Each entry below should be echoed exactly, with pictures omitted.

• Input for this task
┄┄┄┄┄┄┄┄┄┄┄┄┄┄┄┄┄┄┄┄
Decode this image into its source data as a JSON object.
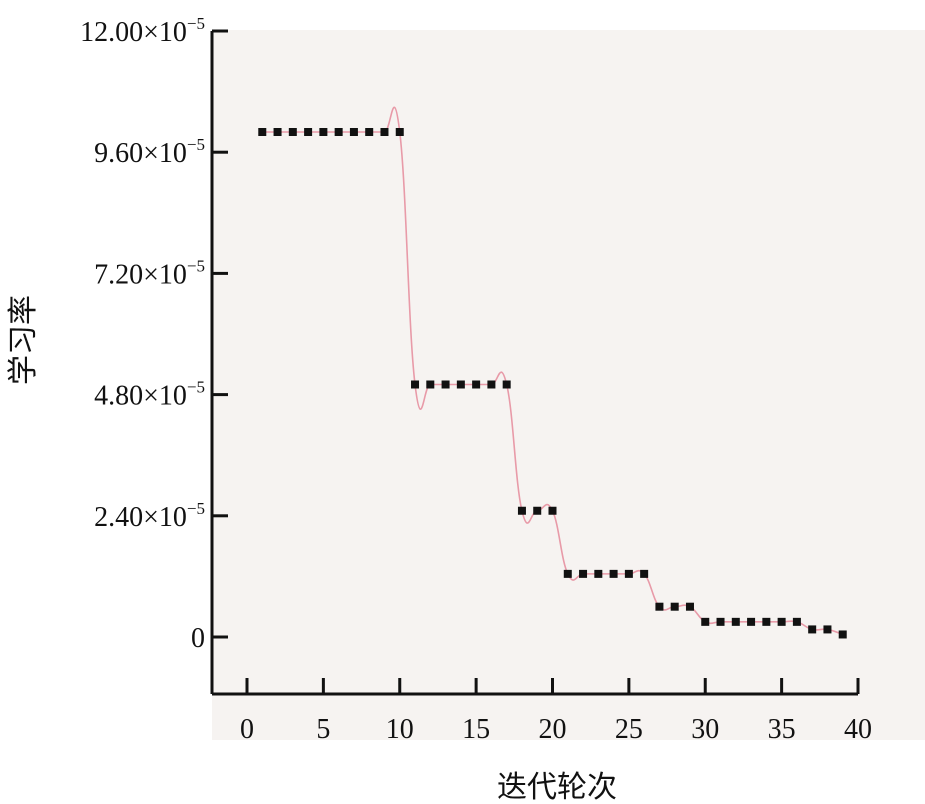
{
  "chart_data": {
    "type": "line",
    "title": "",
    "xlabel": "迭代轮次",
    "ylabel": "学习率",
    "x_ticks": [
      "0",
      "5",
      "10",
      "15",
      "20",
      "25",
      "30",
      "35",
      "40"
    ],
    "y_ticks": [
      {
        "value": 0.00012,
        "mantissa": "12.00",
        "base": "×10",
        "exp": "−5"
      },
      {
        "value": 9.6e-05,
        "mantissa": "9.60",
        "base": "×10",
        "exp": "−5"
      },
      {
        "value": 7.2e-05,
        "mantissa": "7.20",
        "base": "×10",
        "exp": "−5"
      },
      {
        "value": 4.8e-05,
        "mantissa": "4.80",
        "base": "×10",
        "exp": "−5"
      },
      {
        "value": 2.4e-05,
        "mantissa": "2.40",
        "base": "×10",
        "exp": "−5"
      },
      {
        "value": 0,
        "mantissa": "0",
        "base": "",
        "exp": ""
      }
    ],
    "xlim": [
      -2,
      40
    ],
    "ylim": [
      -1.12e-05,
      0.00012
    ],
    "grid": false,
    "series": [
      {
        "marker_color": "#111111",
        "line_color": "#e89aa8",
        "x": [
          1,
          2,
          3,
          4,
          5,
          6,
          7,
          8,
          9,
          10,
          11,
          12,
          13,
          14,
          15,
          16,
          17,
          18,
          19,
          20,
          21,
          22,
          23,
          24,
          25,
          26,
          27,
          28,
          29,
          30,
          31,
          32,
          33,
          34,
          35,
          36,
          37,
          38,
          39
        ],
        "y": [
          0.0001,
          0.0001,
          0.0001,
          0.0001,
          0.0001,
          0.0001,
          0.0001,
          0.0001,
          0.0001,
          0.0001,
          5e-05,
          5e-05,
          5e-05,
          5e-05,
          5e-05,
          5e-05,
          5e-05,
          2.5e-05,
          2.5e-05,
          2.5e-05,
          1.25e-05,
          1.25e-05,
          1.25e-05,
          1.25e-05,
          1.25e-05,
          1.25e-05,
          6e-06,
          6e-06,
          6e-06,
          3e-06,
          3e-06,
          3e-06,
          3e-06,
          3e-06,
          3e-06,
          3e-06,
          1.5e-06,
          1.5e-06,
          5e-07
        ]
      }
    ]
  }
}
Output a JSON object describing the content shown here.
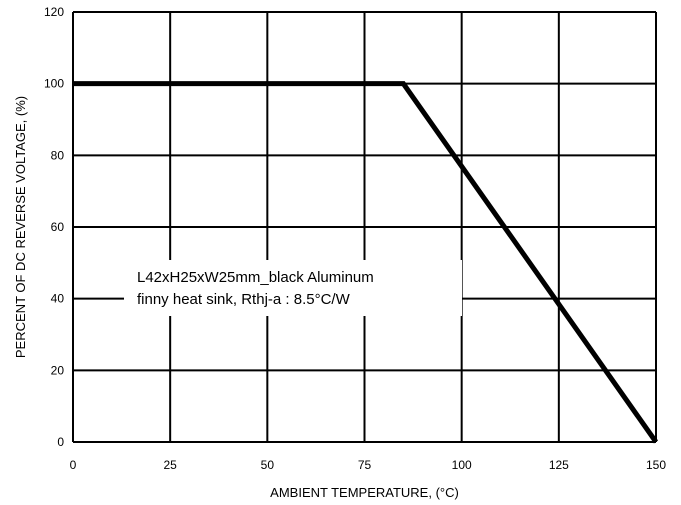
{
  "chart_data": {
    "type": "line",
    "xlabel": "AMBIENT TEMPERATURE, (°C)",
    "ylabel": "PERCENT OF DC REVERSE VOLTAGE, (%)",
    "xlim": [
      0,
      150
    ],
    "ylim": [
      0,
      120
    ],
    "x_ticks": [
      "0",
      "25",
      "50",
      "75",
      "100",
      "125",
      "150"
    ],
    "y_ticks": [
      "0",
      "20",
      "40",
      "60",
      "80",
      "100",
      "120"
    ],
    "grid": true,
    "series": [
      {
        "x": [
          0,
          85,
          150
        ],
        "y": [
          100,
          100,
          0
        ]
      }
    ],
    "annotation": {
      "line1": "L42xH25xW25mm_black Aluminum",
      "line2": "finny heat sink, Rthj-a : 8.5°C/W"
    }
  }
}
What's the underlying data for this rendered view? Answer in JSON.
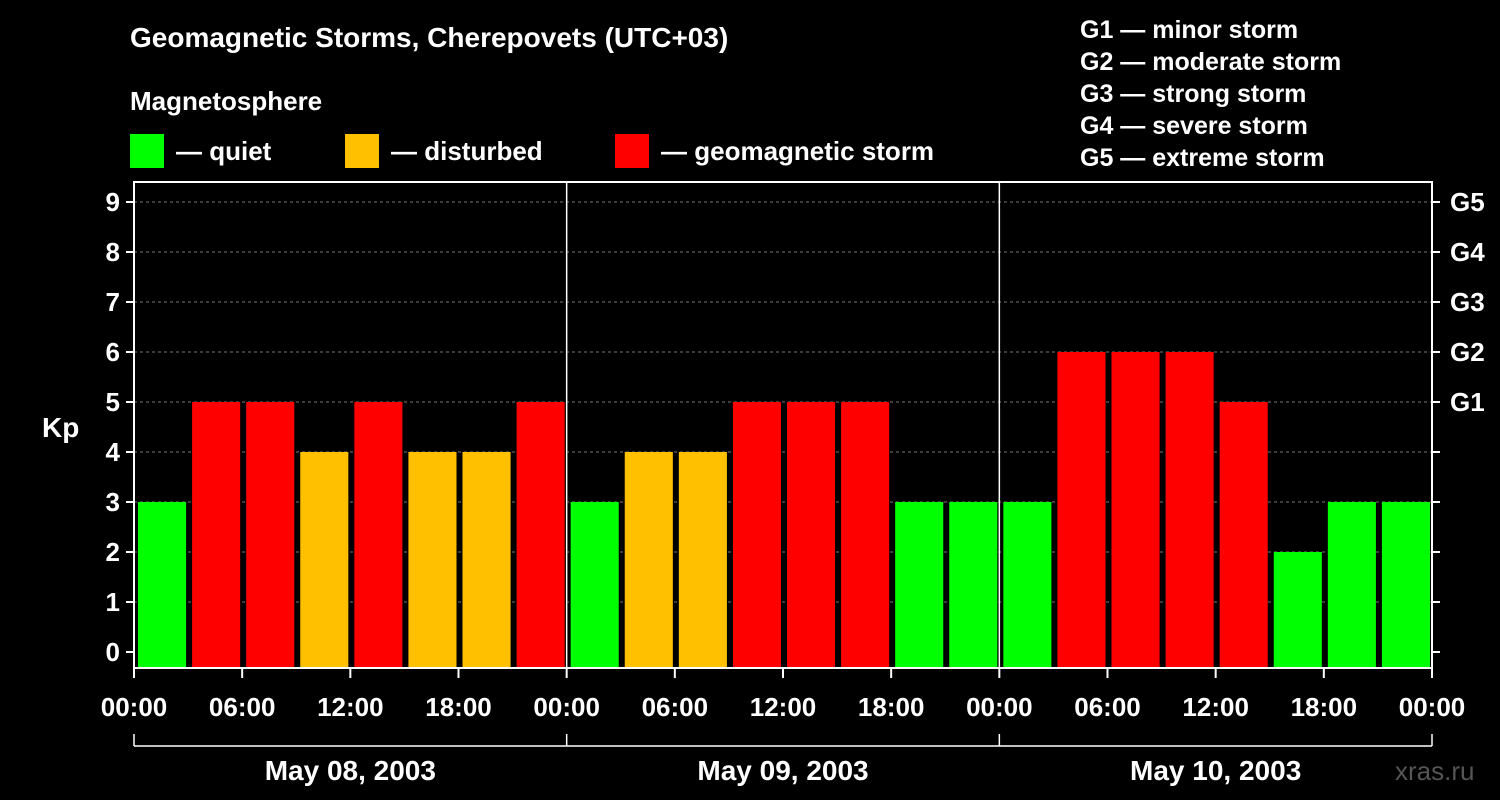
{
  "header": {
    "title": "Geomagnetic Storms, Cherepovets (UTC+03)",
    "subtitle": "Magnetosphere"
  },
  "legend": [
    {
      "label": "— quiet",
      "color": "#00ff00"
    },
    {
      "label": "— disturbed",
      "color": "#ffc000"
    },
    {
      "label": "— geomagnetic storm",
      "color": "#ff0000"
    }
  ],
  "storm_levels": [
    "G1 — minor storm",
    "G2 — moderate storm",
    "G3 — strong storm",
    "G4 — severe storm",
    "G5 — extreme storm"
  ],
  "watermark": "xras.ru",
  "chart_data": {
    "type": "bar",
    "ylabel": "Kp",
    "ylim": [
      0,
      9
    ],
    "y_ticks": [
      "0",
      "1",
      "2",
      "3",
      "4",
      "5",
      "6",
      "7",
      "8",
      "9"
    ],
    "right_ticks": [
      {
        "kp": 5,
        "label": "G1"
      },
      {
        "kp": 6,
        "label": "G2"
      },
      {
        "kp": 7,
        "label": "G3"
      },
      {
        "kp": 8,
        "label": "G4"
      },
      {
        "kp": 9,
        "label": "G5"
      }
    ],
    "x_tick_labels": [
      "00:00",
      "06:00",
      "12:00",
      "18:00",
      "00:00",
      "06:00",
      "12:00",
      "18:00",
      "00:00",
      "06:00",
      "12:00",
      "18:00",
      "00:00"
    ],
    "days": [
      "May 08, 2003",
      "May 09, 2003",
      "May 10, 2003"
    ],
    "interval_hours": 3,
    "values": [
      3,
      5,
      5,
      4,
      5,
      4,
      4,
      5,
      3,
      4,
      4,
      5,
      5,
      5,
      3,
      3,
      3,
      6,
      6,
      6,
      5,
      2,
      3,
      3
    ],
    "colors": {
      "quiet": "#00ff00",
      "disturbed": "#ffc000",
      "storm": "#ff0000"
    },
    "grid": true,
    "legend_position": "top"
  }
}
┄┄┄┄┄┄┄┄┄┄┄┄┄┄┄┄┄┄┄┄
• Exercise response
Decode this image into its source data as a JSON object.
{
  "chart_data": {
    "type": "line",
    "title": "",
    "xlabel": "迭代轮次",
    "ylabel": "学习率",
    "x_ticks": [
      "0",
      "5",
      "10",
      "15",
      "20",
      "25",
      "30",
      "35",
      "40"
    ],
    "y_ticks": [
      {
        "value": 0.00012,
        "mantissa": "12.00",
        "base": "×10",
        "exp": "−5"
      },
      {
        "value": 9.6e-05,
        "mantissa": "9.60",
        "base": "×10",
        "exp": "−5"
      },
      {
        "value": 7.2e-05,
        "mantissa": "7.20",
        "base": "×10",
        "exp": "−5"
      },
      {
        "value": 4.8e-05,
        "mantissa": "4.80",
        "base": "×10",
        "exp": "−5"
      },
      {
        "value": 2.4e-05,
        "mantissa": "2.40",
        "base": "×10",
        "exp": "−5"
      },
      {
        "value": 0,
        "mantissa": "0",
        "base": "",
        "exp": ""
      }
    ],
    "xlim": [
      -2,
      40
    ],
    "ylim": [
      -1.12e-05,
      0.00012
    ],
    "grid": false,
    "series": [
      {
        "marker_color": "#111111",
        "line_color": "#e89aa8",
        "x": [
          1,
          2,
          3,
          4,
          5,
          6,
          7,
          8,
          9,
          10,
          11,
          12,
          13,
          14,
          15,
          16,
          17,
          18,
          19,
          20,
          21,
          22,
          23,
          24,
          25,
          26,
          27,
          28,
          29,
          30,
          31,
          32,
          33,
          34,
          35,
          36,
          37,
          38,
          39
        ],
        "y": [
          0.0001,
          0.0001,
          0.0001,
          0.0001,
          0.0001,
          0.0001,
          0.0001,
          0.0001,
          0.0001,
          0.0001,
          5e-05,
          5e-05,
          5e-05,
          5e-05,
          5e-05,
          5e-05,
          5e-05,
          2.5e-05,
          2.5e-05,
          2.5e-05,
          1.25e-05,
          1.25e-05,
          1.25e-05,
          1.25e-05,
          1.25e-05,
          1.25e-05,
          6e-06,
          6e-06,
          6e-06,
          3e-06,
          3e-06,
          3e-06,
          3e-06,
          3e-06,
          3e-06,
          3e-06,
          1.5e-06,
          1.5e-06,
          5e-07
        ]
      }
    ]
  }
}
Output a JSON object describing the content shown here.
{
  "chart_data": {
    "type": "line",
    "xlabel": "AMBIENT TEMPERATURE, (°C)",
    "ylabel": "PERCENT OF DC REVERSE VOLTAGE, (%)",
    "xlim": [
      0,
      150
    ],
    "ylim": [
      0,
      120
    ],
    "x_ticks": [
      "0",
      "25",
      "50",
      "75",
      "100",
      "125",
      "150"
    ],
    "y_ticks": [
      "0",
      "20",
      "40",
      "60",
      "80",
      "100",
      "120"
    ],
    "grid": true,
    "series": [
      {
        "x": [
          0,
          85,
          150
        ],
        "y": [
          100,
          100,
          0
        ]
      }
    ],
    "annotation": {
      "line1": "L42xH25xW25mm_black Aluminum",
      "line2": "finny heat sink, Rthj-a : 8.5°C/W"
    }
  }
}
What's the underlying data for this rendered view? Answer in JSON.
{
  "header": {
    "title": "Geomagnetic Storms, Cherepovets (UTC+03)",
    "subtitle": "Magnetosphere"
  },
  "legend": [
    {
      "label": "— quiet",
      "color": "#00ff00"
    },
    {
      "label": "— disturbed",
      "color": "#ffc000"
    },
    {
      "label": "— geomagnetic storm",
      "color": "#ff0000"
    }
  ],
  "storm_levels": [
    "G1 — minor storm",
    "G2 — moderate storm",
    "G3 — strong storm",
    "G4 — severe storm",
    "G5 — extreme storm"
  ],
  "watermark": "xras.ru",
  "chart_data": {
    "type": "bar",
    "ylabel": "Kp",
    "ylim": [
      0,
      9
    ],
    "y_ticks": [
      "0",
      "1",
      "2",
      "3",
      "4",
      "5",
      "6",
      "7",
      "8",
      "9"
    ],
    "right_ticks": [
      {
        "kp": 5,
        "label": "G1"
      },
      {
        "kp": 6,
        "label": "G2"
      },
      {
        "kp": 7,
        "label": "G3"
      },
      {
        "kp": 8,
        "label": "G4"
      },
      {
        "kp": 9,
        "label": "G5"
      }
    ],
    "x_tick_labels": [
      "00:00",
      "06:00",
      "12:00",
      "18:00",
      "00:00",
      "06:00",
      "12:00",
      "18:00",
      "00:00",
      "06:00",
      "12:00",
      "18:00",
      "00:00"
    ],
    "days": [
      "May 08, 2003",
      "May 09, 2003",
      "May 10, 2003"
    ],
    "interval_hours": 3,
    "values": [
      3,
      5,
      5,
      4,
      5,
      4,
      4,
      5,
      3,
      4,
      4,
      5,
      5,
      5,
      3,
      3,
      3,
      6,
      6,
      6,
      5,
      2,
      3,
      3
    ],
    "colors": {
      "quiet": "#00ff00",
      "disturbed": "#ffc000",
      "storm": "#ff0000"
    },
    "grid": true,
    "legend_position": "top"
  }
}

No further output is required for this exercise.